◆ GIVEN RECORDS
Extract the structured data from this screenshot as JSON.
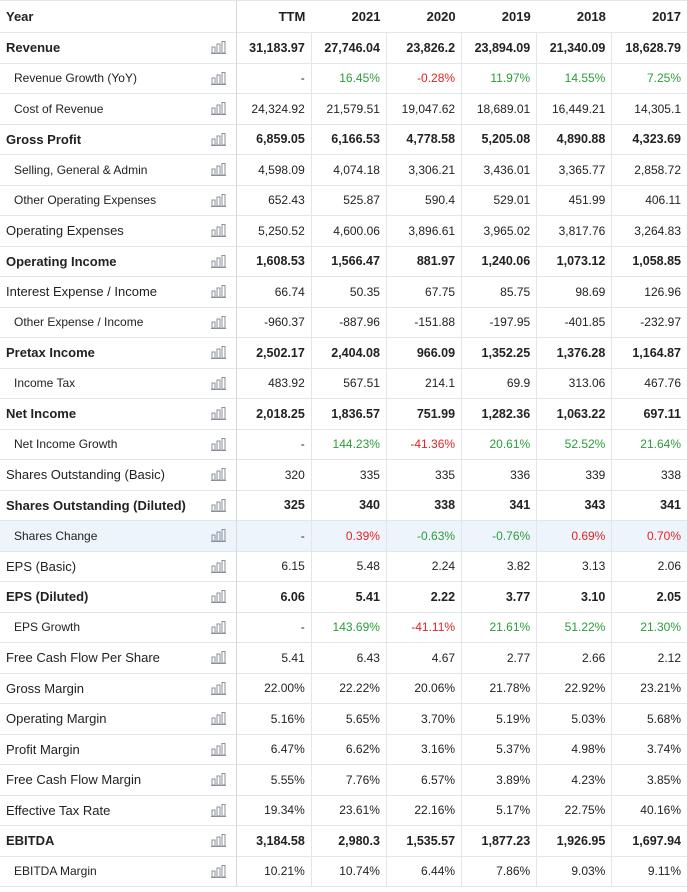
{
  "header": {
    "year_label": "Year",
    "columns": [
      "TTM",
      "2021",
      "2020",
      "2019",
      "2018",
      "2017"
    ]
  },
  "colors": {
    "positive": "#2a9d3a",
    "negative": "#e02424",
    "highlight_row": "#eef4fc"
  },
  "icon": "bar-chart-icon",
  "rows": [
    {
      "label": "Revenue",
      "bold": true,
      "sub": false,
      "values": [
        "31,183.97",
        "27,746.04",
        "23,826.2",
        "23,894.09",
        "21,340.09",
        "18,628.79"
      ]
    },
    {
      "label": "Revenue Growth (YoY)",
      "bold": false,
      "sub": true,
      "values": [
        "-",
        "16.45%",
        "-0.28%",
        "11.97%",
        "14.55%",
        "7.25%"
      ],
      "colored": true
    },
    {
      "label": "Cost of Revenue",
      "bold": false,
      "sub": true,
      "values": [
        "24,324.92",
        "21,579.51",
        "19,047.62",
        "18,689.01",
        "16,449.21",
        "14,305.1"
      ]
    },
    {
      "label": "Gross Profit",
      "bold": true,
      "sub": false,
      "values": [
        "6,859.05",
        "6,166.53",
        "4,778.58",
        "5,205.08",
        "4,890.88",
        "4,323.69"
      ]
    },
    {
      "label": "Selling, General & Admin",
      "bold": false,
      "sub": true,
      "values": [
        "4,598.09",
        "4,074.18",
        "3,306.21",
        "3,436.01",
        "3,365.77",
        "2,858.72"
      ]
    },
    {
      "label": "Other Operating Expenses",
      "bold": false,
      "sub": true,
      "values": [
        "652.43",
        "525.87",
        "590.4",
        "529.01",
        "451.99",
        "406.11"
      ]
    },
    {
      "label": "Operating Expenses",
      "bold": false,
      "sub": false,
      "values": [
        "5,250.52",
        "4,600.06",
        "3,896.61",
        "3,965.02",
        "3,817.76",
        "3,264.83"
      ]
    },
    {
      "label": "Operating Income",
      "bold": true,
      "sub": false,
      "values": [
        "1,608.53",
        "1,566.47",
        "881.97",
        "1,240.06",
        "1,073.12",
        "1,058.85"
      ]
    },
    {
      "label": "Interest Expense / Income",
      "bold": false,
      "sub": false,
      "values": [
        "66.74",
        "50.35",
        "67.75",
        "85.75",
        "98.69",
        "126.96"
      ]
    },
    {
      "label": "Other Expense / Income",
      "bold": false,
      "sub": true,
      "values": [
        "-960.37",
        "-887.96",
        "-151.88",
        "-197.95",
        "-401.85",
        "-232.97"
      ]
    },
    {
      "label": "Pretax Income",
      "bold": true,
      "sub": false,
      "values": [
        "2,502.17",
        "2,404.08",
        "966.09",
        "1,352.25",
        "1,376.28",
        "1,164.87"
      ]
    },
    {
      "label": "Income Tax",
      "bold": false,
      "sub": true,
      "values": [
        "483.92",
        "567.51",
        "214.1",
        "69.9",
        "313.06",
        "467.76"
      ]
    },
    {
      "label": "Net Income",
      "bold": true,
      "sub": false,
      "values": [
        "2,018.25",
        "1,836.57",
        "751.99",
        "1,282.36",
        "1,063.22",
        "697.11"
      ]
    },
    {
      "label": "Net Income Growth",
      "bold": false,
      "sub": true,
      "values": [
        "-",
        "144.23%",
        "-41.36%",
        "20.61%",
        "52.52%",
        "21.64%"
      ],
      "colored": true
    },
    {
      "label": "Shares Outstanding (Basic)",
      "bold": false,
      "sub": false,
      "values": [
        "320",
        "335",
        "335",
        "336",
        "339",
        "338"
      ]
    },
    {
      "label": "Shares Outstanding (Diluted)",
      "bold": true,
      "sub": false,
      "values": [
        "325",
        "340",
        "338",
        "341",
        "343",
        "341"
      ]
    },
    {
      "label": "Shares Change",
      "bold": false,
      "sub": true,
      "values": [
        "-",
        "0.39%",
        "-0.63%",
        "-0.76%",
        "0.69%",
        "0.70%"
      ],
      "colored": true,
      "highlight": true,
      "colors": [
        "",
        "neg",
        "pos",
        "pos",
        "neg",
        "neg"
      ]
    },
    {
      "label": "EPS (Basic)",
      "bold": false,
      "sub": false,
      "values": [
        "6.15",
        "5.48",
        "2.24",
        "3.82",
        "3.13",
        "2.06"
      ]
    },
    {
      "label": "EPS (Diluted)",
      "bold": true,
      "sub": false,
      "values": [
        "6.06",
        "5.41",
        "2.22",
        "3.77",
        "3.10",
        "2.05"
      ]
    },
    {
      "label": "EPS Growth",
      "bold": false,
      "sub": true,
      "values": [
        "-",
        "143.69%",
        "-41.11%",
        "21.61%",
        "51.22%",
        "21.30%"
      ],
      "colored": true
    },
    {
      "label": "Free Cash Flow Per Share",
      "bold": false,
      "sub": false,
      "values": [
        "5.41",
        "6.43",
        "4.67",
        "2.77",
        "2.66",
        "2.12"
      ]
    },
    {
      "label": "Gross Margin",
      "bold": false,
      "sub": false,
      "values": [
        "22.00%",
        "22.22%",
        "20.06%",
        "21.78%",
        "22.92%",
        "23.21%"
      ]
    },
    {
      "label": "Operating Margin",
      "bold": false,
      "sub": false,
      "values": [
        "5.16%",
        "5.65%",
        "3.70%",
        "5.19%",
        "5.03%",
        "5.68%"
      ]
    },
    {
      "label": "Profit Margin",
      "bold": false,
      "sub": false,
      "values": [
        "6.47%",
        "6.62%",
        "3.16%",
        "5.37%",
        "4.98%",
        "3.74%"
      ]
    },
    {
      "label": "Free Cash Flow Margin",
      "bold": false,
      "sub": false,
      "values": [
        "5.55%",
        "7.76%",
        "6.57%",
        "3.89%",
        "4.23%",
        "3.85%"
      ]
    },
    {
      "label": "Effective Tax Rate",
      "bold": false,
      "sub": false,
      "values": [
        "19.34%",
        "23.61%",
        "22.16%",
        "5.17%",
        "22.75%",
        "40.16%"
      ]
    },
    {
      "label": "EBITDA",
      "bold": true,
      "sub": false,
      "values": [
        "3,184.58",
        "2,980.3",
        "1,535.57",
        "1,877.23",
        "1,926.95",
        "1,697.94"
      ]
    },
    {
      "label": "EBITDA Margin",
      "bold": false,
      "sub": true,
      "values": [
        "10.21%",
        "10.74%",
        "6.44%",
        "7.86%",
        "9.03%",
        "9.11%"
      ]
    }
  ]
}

◆ WHAT TO WORK ON
Output all of the records exactly as they appear above, but not the pictures.

◆ SOLUTION TO THE EXERCISE
Extract the structured data from this screenshot as JSON.
{
  "header": {
    "year_label": "Year",
    "columns": [
      "TTM",
      "2021",
      "2020",
      "2019",
      "2018",
      "2017"
    ]
  },
  "colors": {
    "positive": "#2a9d3a",
    "negative": "#e02424",
    "highlight_row": "#eef4fc"
  },
  "icon": "bar-chart-icon",
  "rows": [
    {
      "label": "Revenue",
      "bold": true,
      "sub": false,
      "values": [
        "31,183.97",
        "27,746.04",
        "23,826.2",
        "23,894.09",
        "21,340.09",
        "18,628.79"
      ]
    },
    {
      "label": "Revenue Growth (YoY)",
      "bold": false,
      "sub": true,
      "values": [
        "-",
        "16.45%",
        "-0.28%",
        "11.97%",
        "14.55%",
        "7.25%"
      ],
      "colored": true
    },
    {
      "label": "Cost of Revenue",
      "bold": false,
      "sub": true,
      "values": [
        "24,324.92",
        "21,579.51",
        "19,047.62",
        "18,689.01",
        "16,449.21",
        "14,305.1"
      ]
    },
    {
      "label": "Gross Profit",
      "bold": true,
      "sub": false,
      "values": [
        "6,859.05",
        "6,166.53",
        "4,778.58",
        "5,205.08",
        "4,890.88",
        "4,323.69"
      ]
    },
    {
      "label": "Selling, General & Admin",
      "bold": false,
      "sub": true,
      "values": [
        "4,598.09",
        "4,074.18",
        "3,306.21",
        "3,436.01",
        "3,365.77",
        "2,858.72"
      ]
    },
    {
      "label": "Other Operating Expenses",
      "bold": false,
      "sub": true,
      "values": [
        "652.43",
        "525.87",
        "590.4",
        "529.01",
        "451.99",
        "406.11"
      ]
    },
    {
      "label": "Operating Expenses",
      "bold": false,
      "sub": false,
      "values": [
        "5,250.52",
        "4,600.06",
        "3,896.61",
        "3,965.02",
        "3,817.76",
        "3,264.83"
      ]
    },
    {
      "label": "Operating Income",
      "bold": true,
      "sub": false,
      "values": [
        "1,608.53",
        "1,566.47",
        "881.97",
        "1,240.06",
        "1,073.12",
        "1,058.85"
      ]
    },
    {
      "label": "Interest Expense / Income",
      "bold": false,
      "sub": false,
      "values": [
        "66.74",
        "50.35",
        "67.75",
        "85.75",
        "98.69",
        "126.96"
      ]
    },
    {
      "label": "Other Expense / Income",
      "bold": false,
      "sub": true,
      "values": [
        "-960.37",
        "-887.96",
        "-151.88",
        "-197.95",
        "-401.85",
        "-232.97"
      ]
    },
    {
      "label": "Pretax Income",
      "bold": true,
      "sub": false,
      "values": [
        "2,502.17",
        "2,404.08",
        "966.09",
        "1,352.25",
        "1,376.28",
        "1,164.87"
      ]
    },
    {
      "label": "Income Tax",
      "bold": false,
      "sub": true,
      "values": [
        "483.92",
        "567.51",
        "214.1",
        "69.9",
        "313.06",
        "467.76"
      ]
    },
    {
      "label": "Net Income",
      "bold": true,
      "sub": false,
      "values": [
        "2,018.25",
        "1,836.57",
        "751.99",
        "1,282.36",
        "1,063.22",
        "697.11"
      ]
    },
    {
      "label": "Net Income Growth",
      "bold": false,
      "sub": true,
      "values": [
        "-",
        "144.23%",
        "-41.36%",
        "20.61%",
        "52.52%",
        "21.64%"
      ],
      "colored": true
    },
    {
      "label": "Shares Outstanding (Basic)",
      "bold": false,
      "sub": false,
      "values": [
        "320",
        "335",
        "335",
        "336",
        "339",
        "338"
      ]
    },
    {
      "label": "Shares Outstanding (Diluted)",
      "bold": true,
      "sub": false,
      "values": [
        "325",
        "340",
        "338",
        "341",
        "343",
        "341"
      ]
    },
    {
      "label": "Shares Change",
      "bold": false,
      "sub": true,
      "values": [
        "-",
        "0.39%",
        "-0.63%",
        "-0.76%",
        "0.69%",
        "0.70%"
      ],
      "colored": true,
      "highlight": true,
      "colors": [
        "",
        "neg",
        "pos",
        "pos",
        "neg",
        "neg"
      ]
    },
    {
      "label": "EPS (Basic)",
      "bold": false,
      "sub": false,
      "values": [
        "6.15",
        "5.48",
        "2.24",
        "3.82",
        "3.13",
        "2.06"
      ]
    },
    {
      "label": "EPS (Diluted)",
      "bold": true,
      "sub": false,
      "values": [
        "6.06",
        "5.41",
        "2.22",
        "3.77",
        "3.10",
        "2.05"
      ]
    },
    {
      "label": "EPS Growth",
      "bold": false,
      "sub": true,
      "values": [
        "-",
        "143.69%",
        "-41.11%",
        "21.61%",
        "51.22%",
        "21.30%"
      ],
      "colored": true
    },
    {
      "label": "Free Cash Flow Per Share",
      "bold": false,
      "sub": false,
      "values": [
        "5.41",
        "6.43",
        "4.67",
        "2.77",
        "2.66",
        "2.12"
      ]
    },
    {
      "label": "Gross Margin",
      "bold": false,
      "sub": false,
      "values": [
        "22.00%",
        "22.22%",
        "20.06%",
        "21.78%",
        "22.92%",
        "23.21%"
      ]
    },
    {
      "label": "Operating Margin",
      "bold": false,
      "sub": false,
      "values": [
        "5.16%",
        "5.65%",
        "3.70%",
        "5.19%",
        "5.03%",
        "5.68%"
      ]
    },
    {
      "label": "Profit Margin",
      "bold": false,
      "sub": false,
      "values": [
        "6.47%",
        "6.62%",
        "3.16%",
        "5.37%",
        "4.98%",
        "3.74%"
      ]
    },
    {
      "label": "Free Cash Flow Margin",
      "bold": false,
      "sub": false,
      "values": [
        "5.55%",
        "7.76%",
        "6.57%",
        "3.89%",
        "4.23%",
        "3.85%"
      ]
    },
    {
      "label": "Effective Tax Rate",
      "bold": false,
      "sub": false,
      "values": [
        "19.34%",
        "23.61%",
        "22.16%",
        "5.17%",
        "22.75%",
        "40.16%"
      ]
    },
    {
      "label": "EBITDA",
      "bold": true,
      "sub": false,
      "values": [
        "3,184.58",
        "2,980.3",
        "1,535.57",
        "1,877.23",
        "1,926.95",
        "1,697.94"
      ]
    },
    {
      "label": "EBITDA Margin",
      "bold": false,
      "sub": true,
      "values": [
        "10.21%",
        "10.74%",
        "6.44%",
        "7.86%",
        "9.03%",
        "9.11%"
      ]
    }
  ]
}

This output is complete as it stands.